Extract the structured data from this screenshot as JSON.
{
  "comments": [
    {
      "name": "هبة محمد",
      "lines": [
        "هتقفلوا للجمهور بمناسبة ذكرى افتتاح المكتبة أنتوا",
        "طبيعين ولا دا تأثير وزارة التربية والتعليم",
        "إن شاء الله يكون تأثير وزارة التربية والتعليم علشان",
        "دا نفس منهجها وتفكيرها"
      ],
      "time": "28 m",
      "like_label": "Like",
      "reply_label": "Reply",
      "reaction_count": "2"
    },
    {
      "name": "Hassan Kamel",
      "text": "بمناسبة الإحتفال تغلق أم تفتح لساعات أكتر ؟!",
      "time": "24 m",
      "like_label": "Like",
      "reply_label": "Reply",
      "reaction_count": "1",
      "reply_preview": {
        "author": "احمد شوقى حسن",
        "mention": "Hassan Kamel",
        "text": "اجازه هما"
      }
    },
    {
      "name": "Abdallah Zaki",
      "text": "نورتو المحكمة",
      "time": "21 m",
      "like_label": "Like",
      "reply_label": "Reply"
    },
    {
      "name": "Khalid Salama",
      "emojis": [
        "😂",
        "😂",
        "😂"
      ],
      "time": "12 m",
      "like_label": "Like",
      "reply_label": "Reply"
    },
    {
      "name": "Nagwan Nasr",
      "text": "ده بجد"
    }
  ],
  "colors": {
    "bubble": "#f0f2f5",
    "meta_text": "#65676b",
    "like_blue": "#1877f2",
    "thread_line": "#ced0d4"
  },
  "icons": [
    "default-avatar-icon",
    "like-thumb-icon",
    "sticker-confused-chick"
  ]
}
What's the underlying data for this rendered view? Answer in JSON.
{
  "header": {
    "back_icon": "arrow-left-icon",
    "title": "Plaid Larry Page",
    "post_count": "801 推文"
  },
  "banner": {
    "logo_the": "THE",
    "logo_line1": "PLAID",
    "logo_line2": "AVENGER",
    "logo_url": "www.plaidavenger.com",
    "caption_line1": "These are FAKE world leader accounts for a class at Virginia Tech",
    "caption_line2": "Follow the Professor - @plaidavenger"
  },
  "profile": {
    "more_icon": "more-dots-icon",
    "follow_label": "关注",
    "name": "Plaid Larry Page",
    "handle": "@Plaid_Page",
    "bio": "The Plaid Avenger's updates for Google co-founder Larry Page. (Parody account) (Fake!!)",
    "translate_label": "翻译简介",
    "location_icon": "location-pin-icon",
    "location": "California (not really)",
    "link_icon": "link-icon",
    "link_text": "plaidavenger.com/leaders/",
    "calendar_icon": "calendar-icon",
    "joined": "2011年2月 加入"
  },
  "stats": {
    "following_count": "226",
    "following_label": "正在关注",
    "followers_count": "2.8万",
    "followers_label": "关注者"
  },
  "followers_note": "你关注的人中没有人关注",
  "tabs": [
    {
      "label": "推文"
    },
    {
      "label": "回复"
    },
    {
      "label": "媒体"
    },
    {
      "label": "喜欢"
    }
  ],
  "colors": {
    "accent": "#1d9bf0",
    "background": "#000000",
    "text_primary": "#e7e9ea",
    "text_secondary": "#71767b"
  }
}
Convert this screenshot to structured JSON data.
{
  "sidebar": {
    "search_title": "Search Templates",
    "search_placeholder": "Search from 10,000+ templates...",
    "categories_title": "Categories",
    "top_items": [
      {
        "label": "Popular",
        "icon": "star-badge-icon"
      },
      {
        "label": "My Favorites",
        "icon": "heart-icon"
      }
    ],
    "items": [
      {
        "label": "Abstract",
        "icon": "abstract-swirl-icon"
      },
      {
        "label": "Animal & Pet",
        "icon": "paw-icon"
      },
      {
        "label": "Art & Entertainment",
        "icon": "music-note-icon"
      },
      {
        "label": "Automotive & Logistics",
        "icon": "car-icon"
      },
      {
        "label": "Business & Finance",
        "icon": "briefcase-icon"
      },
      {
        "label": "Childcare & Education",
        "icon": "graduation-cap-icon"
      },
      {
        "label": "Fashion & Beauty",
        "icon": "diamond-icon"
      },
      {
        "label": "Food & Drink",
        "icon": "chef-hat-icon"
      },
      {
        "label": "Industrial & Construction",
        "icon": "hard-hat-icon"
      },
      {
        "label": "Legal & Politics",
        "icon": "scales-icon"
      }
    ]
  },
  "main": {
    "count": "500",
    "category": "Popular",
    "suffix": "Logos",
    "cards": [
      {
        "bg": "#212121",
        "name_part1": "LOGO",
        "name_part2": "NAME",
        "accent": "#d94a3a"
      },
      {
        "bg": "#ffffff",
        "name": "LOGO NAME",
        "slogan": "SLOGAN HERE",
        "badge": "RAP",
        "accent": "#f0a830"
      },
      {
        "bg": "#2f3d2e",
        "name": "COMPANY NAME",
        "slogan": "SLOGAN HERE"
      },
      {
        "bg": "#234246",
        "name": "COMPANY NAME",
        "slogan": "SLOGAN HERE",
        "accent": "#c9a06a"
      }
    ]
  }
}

━━━━━━━━━━

### WHAT TO WORK ON
Show every line from the entries above in which "تأثير" appears.

### SOLUTION FOR THIS PROBLEM
        "طبيعين ولا دا تأثير وزارة التربية والتعليم",
        "إن شاء الله يكون تأثير وزارة التربية والتعليم علشان",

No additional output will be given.